◆ **YOUR INSTRUCTIONS**
Can you copy out the rows below verbatim, from the first one through the line containing "help-icon[interactable]: ?: [615, 86, 620, 97]", with both ends included?

◆ **DATA FOR THIS EXERCISE**
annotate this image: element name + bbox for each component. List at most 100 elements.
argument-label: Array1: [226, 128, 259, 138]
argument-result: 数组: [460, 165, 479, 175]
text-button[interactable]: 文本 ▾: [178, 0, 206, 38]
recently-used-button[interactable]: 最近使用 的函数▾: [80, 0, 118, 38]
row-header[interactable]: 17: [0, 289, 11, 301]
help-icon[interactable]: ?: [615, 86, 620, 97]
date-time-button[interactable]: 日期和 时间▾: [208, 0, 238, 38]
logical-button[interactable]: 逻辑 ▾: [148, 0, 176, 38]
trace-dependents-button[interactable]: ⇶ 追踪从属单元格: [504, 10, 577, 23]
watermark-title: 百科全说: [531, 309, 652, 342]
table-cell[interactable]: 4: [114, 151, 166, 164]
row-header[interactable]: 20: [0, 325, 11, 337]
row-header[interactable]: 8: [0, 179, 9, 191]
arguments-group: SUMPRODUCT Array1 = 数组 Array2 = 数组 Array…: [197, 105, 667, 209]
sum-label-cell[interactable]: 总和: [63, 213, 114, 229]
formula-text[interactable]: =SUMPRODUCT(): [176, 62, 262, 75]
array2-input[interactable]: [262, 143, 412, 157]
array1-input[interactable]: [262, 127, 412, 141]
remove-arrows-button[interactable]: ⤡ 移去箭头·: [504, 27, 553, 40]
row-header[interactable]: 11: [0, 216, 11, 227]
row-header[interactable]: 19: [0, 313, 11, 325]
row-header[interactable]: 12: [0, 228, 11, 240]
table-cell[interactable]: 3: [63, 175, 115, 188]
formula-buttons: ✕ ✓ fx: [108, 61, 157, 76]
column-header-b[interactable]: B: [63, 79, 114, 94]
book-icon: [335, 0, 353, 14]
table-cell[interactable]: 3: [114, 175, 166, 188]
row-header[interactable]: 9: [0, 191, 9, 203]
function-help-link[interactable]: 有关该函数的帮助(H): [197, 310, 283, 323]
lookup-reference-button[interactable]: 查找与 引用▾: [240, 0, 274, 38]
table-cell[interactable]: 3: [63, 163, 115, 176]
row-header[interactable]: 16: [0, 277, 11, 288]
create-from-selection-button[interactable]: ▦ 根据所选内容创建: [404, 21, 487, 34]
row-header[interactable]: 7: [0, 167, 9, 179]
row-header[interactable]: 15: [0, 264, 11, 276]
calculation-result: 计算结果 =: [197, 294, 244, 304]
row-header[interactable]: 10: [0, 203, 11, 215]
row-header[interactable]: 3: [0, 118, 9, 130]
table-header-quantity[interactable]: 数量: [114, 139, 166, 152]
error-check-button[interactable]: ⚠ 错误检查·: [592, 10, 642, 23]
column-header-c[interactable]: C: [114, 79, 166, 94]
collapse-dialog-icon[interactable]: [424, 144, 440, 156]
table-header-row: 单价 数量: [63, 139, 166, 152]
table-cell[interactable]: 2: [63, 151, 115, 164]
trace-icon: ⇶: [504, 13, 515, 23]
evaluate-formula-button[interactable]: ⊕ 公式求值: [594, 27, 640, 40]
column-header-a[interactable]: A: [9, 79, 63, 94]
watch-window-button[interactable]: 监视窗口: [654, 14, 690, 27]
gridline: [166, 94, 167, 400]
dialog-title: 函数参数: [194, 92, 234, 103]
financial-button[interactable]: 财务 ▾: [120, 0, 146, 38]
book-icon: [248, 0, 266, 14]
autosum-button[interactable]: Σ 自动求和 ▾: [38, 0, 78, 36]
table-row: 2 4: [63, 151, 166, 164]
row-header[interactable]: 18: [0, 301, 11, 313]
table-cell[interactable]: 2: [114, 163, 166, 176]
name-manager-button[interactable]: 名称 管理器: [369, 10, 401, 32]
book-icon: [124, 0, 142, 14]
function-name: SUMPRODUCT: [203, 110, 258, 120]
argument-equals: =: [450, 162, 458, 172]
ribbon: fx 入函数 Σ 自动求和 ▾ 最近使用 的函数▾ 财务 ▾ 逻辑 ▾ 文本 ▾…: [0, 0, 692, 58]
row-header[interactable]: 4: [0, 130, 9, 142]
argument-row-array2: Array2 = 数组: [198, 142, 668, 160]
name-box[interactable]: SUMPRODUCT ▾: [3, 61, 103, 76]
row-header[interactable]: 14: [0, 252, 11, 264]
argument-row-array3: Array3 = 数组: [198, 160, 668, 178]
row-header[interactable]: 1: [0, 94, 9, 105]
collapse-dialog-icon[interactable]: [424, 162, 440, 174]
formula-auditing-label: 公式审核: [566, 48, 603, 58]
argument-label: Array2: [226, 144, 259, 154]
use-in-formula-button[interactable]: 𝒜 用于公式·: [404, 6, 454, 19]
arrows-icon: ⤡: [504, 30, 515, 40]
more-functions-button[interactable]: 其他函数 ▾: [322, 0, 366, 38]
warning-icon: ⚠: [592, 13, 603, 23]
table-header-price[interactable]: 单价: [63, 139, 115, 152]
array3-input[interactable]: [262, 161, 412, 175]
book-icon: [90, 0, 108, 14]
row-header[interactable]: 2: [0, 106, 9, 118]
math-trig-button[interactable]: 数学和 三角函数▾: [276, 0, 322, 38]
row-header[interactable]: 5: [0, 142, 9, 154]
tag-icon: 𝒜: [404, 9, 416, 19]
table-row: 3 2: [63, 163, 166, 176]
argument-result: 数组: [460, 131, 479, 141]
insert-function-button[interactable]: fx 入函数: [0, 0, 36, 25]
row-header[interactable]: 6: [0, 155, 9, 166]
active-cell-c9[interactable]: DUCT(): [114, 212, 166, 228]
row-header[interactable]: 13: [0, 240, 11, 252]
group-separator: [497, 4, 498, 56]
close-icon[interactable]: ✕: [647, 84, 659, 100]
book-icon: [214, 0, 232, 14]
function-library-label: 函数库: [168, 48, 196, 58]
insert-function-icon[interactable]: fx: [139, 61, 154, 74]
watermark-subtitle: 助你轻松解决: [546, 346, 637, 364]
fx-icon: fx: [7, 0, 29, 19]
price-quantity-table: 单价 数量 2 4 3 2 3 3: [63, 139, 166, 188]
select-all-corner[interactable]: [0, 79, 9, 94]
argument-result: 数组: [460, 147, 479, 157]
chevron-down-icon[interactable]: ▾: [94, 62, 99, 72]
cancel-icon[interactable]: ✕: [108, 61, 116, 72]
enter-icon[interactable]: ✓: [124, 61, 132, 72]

◆ **EXPECTED ANSWER**
annotate this image: element name + bbox for each component. List at most 100 elements.
argument-label: Array1: [226, 128, 259, 138]
argument-result: 数组: [460, 165, 479, 175]
text-button[interactable]: 文本 ▾: [178, 0, 206, 38]
recently-used-button[interactable]: 最近使用 的函数▾: [80, 0, 118, 38]
row-header[interactable]: 17: [0, 289, 11, 301]
help-icon[interactable]: ?: [615, 86, 620, 97]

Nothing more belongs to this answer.